▶ [EXERCISE DESCRIPTION] Reproduce, word for word, the lines from the one containing "column-header-event-name[interactable]: Event Name" up to and including the one containing "column-header-time[interactable]: Time xyxy=(668,566,1112,596)", and nothing else.

▶ [PROVIDED DATA]
--- Begin ---

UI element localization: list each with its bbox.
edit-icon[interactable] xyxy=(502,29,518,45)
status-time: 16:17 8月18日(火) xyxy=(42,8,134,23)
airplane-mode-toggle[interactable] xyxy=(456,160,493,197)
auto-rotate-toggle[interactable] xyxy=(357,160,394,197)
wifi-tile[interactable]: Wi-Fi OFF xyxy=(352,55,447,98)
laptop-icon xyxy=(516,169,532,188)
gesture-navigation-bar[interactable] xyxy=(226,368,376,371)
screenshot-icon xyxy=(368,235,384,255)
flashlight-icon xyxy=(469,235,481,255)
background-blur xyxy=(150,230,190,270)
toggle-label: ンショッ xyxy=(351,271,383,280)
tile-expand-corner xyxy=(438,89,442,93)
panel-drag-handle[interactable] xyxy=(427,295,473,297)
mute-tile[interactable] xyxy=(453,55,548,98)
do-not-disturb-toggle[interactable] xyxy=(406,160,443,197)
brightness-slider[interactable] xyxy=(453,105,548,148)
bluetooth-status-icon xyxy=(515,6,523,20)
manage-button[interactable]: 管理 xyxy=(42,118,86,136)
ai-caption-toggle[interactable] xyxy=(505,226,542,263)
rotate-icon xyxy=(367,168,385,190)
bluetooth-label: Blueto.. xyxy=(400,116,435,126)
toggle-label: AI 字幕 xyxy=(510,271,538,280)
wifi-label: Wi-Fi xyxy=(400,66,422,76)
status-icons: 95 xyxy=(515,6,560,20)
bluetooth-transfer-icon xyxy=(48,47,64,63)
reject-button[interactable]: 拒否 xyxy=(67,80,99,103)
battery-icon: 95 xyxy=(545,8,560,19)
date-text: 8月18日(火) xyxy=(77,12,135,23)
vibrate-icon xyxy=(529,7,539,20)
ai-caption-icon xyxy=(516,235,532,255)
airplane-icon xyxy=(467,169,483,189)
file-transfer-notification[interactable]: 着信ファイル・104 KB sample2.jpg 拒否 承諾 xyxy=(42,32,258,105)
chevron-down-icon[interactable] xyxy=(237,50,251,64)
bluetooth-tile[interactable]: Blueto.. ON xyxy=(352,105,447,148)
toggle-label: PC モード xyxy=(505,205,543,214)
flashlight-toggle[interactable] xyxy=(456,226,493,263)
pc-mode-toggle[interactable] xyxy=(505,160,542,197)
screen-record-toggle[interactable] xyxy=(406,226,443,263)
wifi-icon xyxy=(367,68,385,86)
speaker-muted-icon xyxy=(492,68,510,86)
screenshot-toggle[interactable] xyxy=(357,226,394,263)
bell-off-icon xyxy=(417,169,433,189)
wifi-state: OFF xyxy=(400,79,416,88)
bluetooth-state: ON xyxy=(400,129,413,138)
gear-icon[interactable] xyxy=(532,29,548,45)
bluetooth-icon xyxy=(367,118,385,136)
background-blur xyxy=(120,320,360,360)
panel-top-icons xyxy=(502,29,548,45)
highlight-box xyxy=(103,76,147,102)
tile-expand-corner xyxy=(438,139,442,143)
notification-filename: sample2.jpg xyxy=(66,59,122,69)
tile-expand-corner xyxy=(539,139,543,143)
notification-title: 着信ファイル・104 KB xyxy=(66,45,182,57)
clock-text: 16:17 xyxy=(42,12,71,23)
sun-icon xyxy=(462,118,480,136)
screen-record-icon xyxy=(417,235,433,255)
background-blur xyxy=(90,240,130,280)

--- End ---
--- Begin ---

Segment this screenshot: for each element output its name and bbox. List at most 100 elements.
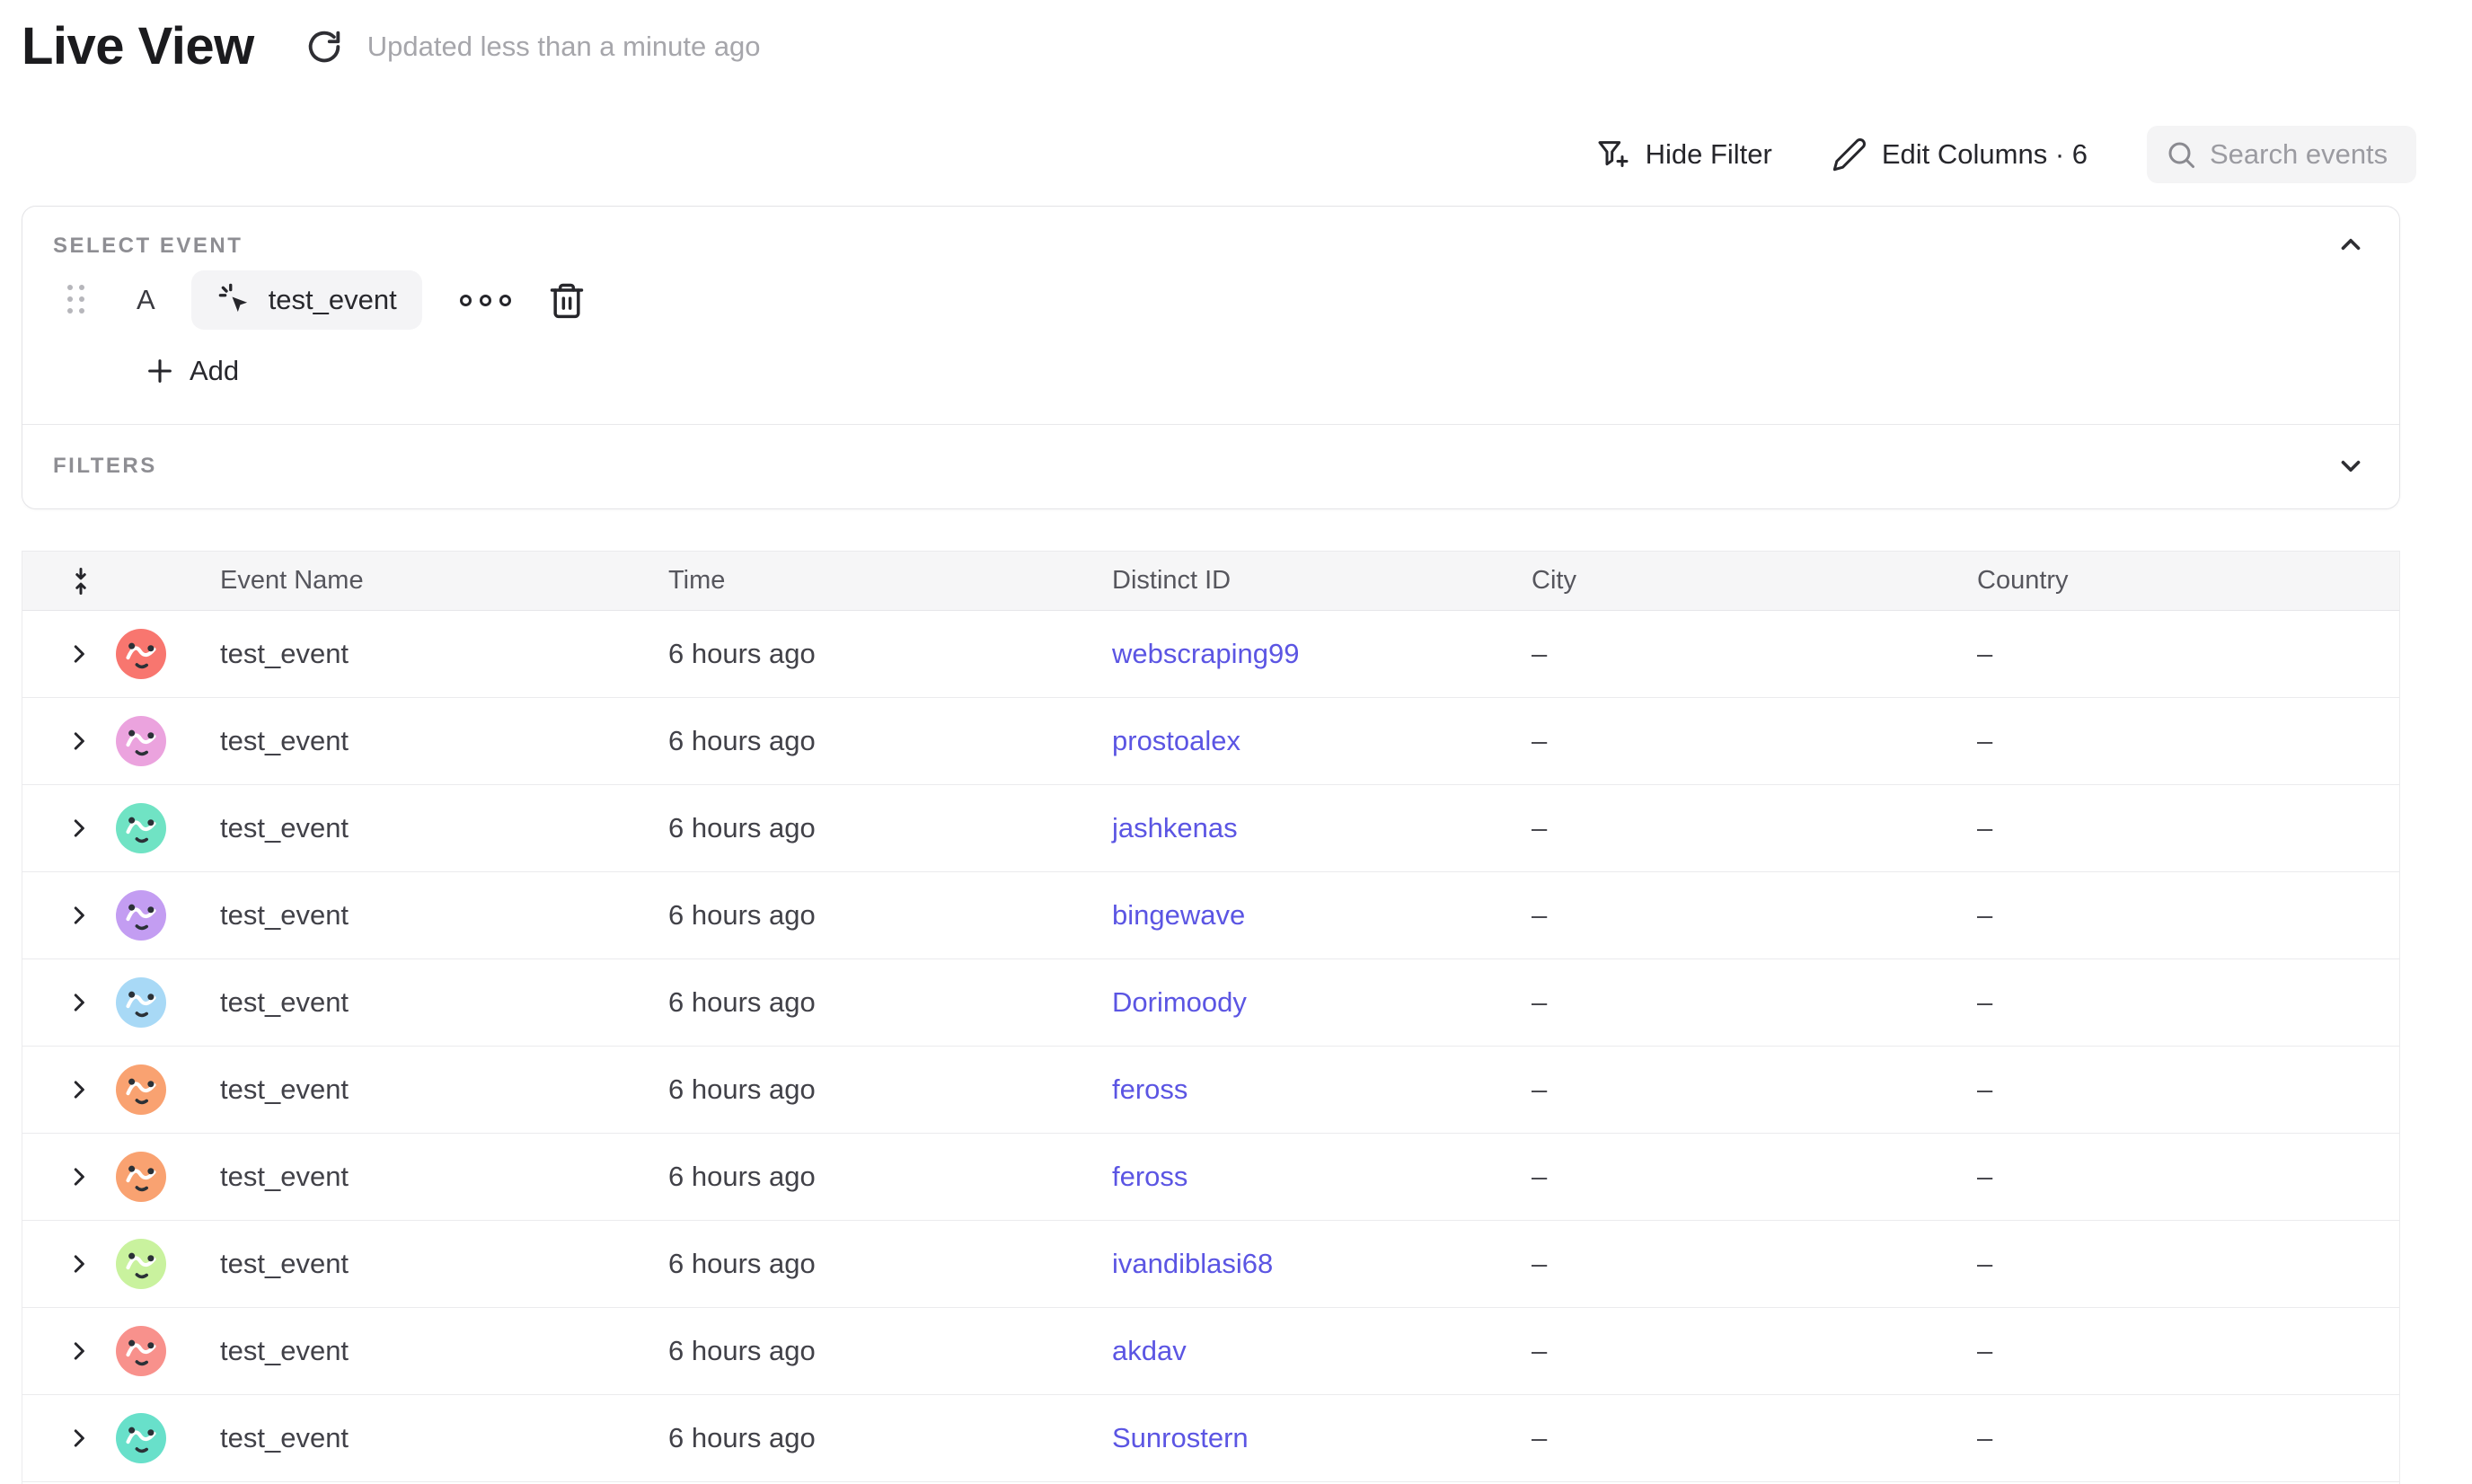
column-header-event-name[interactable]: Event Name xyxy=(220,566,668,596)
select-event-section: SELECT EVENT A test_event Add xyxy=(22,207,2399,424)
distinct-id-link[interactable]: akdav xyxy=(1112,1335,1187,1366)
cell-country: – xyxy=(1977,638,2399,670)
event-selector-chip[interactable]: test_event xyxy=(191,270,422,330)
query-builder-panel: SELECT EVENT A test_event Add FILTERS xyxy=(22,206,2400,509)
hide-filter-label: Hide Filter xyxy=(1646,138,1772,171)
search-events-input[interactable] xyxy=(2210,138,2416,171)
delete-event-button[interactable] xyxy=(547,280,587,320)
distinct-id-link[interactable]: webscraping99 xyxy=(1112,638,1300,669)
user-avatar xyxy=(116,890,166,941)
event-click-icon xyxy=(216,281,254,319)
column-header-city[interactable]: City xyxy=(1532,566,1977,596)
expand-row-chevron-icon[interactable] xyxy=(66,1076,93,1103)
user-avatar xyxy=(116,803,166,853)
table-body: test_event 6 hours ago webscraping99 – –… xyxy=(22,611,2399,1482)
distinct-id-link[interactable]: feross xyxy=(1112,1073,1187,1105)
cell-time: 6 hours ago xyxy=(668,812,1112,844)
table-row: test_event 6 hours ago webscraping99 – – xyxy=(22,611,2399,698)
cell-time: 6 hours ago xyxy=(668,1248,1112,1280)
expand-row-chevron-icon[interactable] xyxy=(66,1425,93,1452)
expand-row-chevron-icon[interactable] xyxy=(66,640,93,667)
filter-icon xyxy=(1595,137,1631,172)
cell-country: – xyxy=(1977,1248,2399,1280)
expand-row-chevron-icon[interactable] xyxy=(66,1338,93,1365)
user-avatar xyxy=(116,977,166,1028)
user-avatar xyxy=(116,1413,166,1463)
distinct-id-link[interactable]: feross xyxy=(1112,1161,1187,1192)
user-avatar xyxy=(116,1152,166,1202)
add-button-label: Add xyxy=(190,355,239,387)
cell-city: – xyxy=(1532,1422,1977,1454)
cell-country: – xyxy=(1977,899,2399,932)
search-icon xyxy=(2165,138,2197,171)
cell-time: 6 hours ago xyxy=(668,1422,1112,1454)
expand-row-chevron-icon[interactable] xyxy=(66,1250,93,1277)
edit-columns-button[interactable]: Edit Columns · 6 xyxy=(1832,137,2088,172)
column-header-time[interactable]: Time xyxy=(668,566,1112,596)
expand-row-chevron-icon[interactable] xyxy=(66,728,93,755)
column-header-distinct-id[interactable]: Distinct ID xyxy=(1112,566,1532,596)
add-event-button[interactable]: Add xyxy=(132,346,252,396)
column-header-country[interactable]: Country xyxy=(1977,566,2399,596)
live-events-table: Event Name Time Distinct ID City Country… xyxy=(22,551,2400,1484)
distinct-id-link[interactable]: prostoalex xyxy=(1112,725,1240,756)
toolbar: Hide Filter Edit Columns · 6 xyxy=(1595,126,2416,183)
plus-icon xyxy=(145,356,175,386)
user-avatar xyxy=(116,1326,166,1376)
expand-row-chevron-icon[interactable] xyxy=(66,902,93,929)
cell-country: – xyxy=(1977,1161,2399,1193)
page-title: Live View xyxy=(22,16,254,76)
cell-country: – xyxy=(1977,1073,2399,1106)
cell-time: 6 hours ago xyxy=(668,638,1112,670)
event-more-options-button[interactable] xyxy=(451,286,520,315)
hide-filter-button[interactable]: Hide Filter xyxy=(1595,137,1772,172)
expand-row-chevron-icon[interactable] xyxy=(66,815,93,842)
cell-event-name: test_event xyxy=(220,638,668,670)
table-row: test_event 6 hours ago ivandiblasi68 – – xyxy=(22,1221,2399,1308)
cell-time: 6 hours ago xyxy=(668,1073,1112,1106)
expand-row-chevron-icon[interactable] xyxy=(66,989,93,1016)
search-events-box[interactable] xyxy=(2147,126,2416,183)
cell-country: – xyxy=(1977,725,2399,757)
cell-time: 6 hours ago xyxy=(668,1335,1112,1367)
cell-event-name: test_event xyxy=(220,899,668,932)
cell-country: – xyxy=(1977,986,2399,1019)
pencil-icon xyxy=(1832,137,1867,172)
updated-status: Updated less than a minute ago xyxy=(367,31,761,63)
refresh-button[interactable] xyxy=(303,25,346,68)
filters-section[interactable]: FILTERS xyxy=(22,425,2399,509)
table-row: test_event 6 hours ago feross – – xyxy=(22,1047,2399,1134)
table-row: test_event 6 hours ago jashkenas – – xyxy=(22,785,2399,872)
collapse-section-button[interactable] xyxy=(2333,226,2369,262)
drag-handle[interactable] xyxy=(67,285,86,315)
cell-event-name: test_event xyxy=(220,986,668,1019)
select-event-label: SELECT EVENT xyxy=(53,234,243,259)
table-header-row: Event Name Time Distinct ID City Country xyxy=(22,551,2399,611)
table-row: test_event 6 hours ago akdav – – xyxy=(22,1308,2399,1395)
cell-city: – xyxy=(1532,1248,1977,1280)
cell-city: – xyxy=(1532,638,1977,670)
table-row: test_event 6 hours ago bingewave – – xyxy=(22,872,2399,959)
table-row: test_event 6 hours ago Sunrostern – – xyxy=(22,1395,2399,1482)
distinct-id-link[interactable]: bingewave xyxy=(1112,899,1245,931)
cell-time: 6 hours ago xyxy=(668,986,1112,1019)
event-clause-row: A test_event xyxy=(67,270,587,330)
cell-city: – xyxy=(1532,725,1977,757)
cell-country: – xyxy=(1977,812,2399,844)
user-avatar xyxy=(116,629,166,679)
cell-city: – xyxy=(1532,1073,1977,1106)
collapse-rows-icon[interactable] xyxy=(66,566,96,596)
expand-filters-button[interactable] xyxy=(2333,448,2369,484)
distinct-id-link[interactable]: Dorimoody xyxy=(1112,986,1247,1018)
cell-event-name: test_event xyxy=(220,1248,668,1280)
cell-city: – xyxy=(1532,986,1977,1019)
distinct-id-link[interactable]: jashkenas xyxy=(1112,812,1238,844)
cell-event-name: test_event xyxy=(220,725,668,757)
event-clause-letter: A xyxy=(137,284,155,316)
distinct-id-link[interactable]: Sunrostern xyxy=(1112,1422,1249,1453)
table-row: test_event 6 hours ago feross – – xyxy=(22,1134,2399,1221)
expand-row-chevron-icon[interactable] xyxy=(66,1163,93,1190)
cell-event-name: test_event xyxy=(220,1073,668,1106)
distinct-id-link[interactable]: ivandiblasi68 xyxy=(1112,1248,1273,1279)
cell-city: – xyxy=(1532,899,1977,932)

--- End ---
--- Begin ---

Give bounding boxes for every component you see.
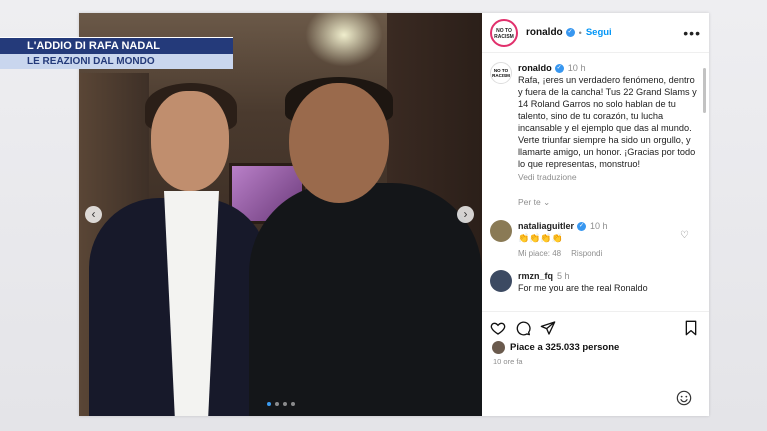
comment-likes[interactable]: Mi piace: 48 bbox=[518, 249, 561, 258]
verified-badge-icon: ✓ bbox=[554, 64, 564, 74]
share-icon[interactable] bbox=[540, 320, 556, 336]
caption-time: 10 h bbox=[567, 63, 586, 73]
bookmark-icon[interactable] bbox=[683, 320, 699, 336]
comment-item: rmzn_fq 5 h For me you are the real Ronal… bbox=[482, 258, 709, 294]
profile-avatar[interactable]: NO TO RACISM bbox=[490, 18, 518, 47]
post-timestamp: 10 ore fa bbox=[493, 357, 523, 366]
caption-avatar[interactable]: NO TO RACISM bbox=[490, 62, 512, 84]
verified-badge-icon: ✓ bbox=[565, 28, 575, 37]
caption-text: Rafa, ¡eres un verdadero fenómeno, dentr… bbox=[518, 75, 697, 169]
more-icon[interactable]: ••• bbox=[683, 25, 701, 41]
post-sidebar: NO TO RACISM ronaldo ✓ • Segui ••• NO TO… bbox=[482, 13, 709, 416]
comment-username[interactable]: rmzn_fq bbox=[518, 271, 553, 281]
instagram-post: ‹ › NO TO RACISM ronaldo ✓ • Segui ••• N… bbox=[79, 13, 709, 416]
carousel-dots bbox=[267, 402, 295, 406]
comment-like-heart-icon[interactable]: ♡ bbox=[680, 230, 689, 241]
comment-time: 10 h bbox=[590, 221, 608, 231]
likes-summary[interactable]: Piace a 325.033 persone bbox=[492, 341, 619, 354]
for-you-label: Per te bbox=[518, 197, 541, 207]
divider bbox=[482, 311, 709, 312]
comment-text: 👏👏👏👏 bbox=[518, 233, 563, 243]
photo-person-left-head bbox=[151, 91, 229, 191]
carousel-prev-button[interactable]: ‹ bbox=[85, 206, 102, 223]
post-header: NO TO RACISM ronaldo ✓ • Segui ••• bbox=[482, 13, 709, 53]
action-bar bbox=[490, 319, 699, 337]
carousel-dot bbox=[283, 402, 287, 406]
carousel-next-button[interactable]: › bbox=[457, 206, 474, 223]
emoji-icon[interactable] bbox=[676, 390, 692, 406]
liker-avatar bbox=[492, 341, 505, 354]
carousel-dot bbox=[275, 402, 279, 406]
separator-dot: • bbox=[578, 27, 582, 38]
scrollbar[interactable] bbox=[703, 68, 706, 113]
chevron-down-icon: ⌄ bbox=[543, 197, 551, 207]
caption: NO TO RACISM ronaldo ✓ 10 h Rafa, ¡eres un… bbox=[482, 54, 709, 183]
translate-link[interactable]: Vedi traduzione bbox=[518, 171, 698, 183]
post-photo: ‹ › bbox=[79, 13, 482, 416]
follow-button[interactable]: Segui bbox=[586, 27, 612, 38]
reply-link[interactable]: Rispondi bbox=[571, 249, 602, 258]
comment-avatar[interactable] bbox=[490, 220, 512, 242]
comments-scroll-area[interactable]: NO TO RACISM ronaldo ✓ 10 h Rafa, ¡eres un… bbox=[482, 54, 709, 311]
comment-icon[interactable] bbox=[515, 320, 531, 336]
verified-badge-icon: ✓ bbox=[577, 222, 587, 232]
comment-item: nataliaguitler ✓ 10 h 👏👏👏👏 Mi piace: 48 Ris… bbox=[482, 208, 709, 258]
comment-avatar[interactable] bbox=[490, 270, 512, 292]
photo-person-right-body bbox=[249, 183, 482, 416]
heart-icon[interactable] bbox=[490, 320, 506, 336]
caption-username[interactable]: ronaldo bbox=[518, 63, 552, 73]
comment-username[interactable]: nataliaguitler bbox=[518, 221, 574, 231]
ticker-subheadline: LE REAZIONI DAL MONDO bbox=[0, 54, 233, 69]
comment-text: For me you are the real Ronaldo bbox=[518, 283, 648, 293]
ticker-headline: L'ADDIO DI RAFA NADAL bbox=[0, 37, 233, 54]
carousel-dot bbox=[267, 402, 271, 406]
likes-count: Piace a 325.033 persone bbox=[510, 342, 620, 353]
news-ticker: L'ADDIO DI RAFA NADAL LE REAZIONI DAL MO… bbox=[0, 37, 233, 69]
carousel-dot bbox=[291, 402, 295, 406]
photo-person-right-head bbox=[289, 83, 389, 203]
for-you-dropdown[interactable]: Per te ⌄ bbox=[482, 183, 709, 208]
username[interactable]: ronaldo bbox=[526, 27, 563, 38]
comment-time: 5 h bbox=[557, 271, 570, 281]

--- End ---

▶ [ANSWER TO THIS PROBLEM]
column-header-event-name[interactable]: Event Name xyxy=(220,566,668,596)
select-event-section: SELECT EVENT A test_event Add xyxy=(22,207,2399,424)
distinct-id-link[interactable]: akdav xyxy=(1112,1335,1187,1366)
cell-country: – xyxy=(1977,638,2399,670)
event-selector-chip[interactable]: test_event xyxy=(191,270,422,330)
query-builder-panel: SELECT EVENT A test_event Add FILTERS xyxy=(22,206,2400,509)
hide-filter-label: Hide Filter xyxy=(1646,138,1772,171)
search-events-input[interactable] xyxy=(2210,138,2416,171)
delete-event-button[interactable] xyxy=(547,280,587,320)
distinct-id-link[interactable]: webscraping99 xyxy=(1112,638,1300,669)
user-avatar xyxy=(116,890,166,941)
event-click-icon xyxy=(216,281,254,319)
column-header-city[interactable]: City xyxy=(1532,566,1977,596)
expand-row-chevron-icon[interactable] xyxy=(66,1076,93,1103)
user-avatar xyxy=(116,803,166,853)
table-body: test_event 6 hours ago webscraping99 – –… xyxy=(22,611,2399,1482)
distinct-id-link[interactable]: feross xyxy=(1112,1073,1187,1105)
cell-time: 6 hours ago xyxy=(668,812,1112,844)
table-row: test_event 6 hours ago webscraping99 – – xyxy=(22,611,2399,698)
cell-time: 6 hours ago xyxy=(668,1248,1112,1280)
expand-row-chevron-icon[interactable] xyxy=(66,1425,93,1452)
expand-row-chevron-icon[interactable] xyxy=(66,640,93,667)
filter-icon xyxy=(1595,137,1631,172)
cell-country: – xyxy=(1977,1248,2399,1280)
expand-row-chevron-icon[interactable] xyxy=(66,1338,93,1365)
user-avatar xyxy=(116,977,166,1028)
user-avatar xyxy=(116,1413,166,1463)
distinct-id-link[interactable]: feross xyxy=(1112,1161,1187,1192)
user-avatar xyxy=(116,1152,166,1202)
add-button-label: Add xyxy=(190,355,239,387)
cell-city: – xyxy=(1532,1422,1977,1454)
cell-country: – xyxy=(1977,899,2399,932)
search-icon xyxy=(2165,138,2197,171)
cell-time: 6 hours ago xyxy=(668,1422,1112,1454)
expand-row-chevron-icon[interactable] xyxy=(66,1250,93,1277)
edit-columns-button[interactable]: Edit Columns · 6 xyxy=(1832,137,2088,172)
column-header-time[interactable]: Time xyxy=(668,566,1112,596)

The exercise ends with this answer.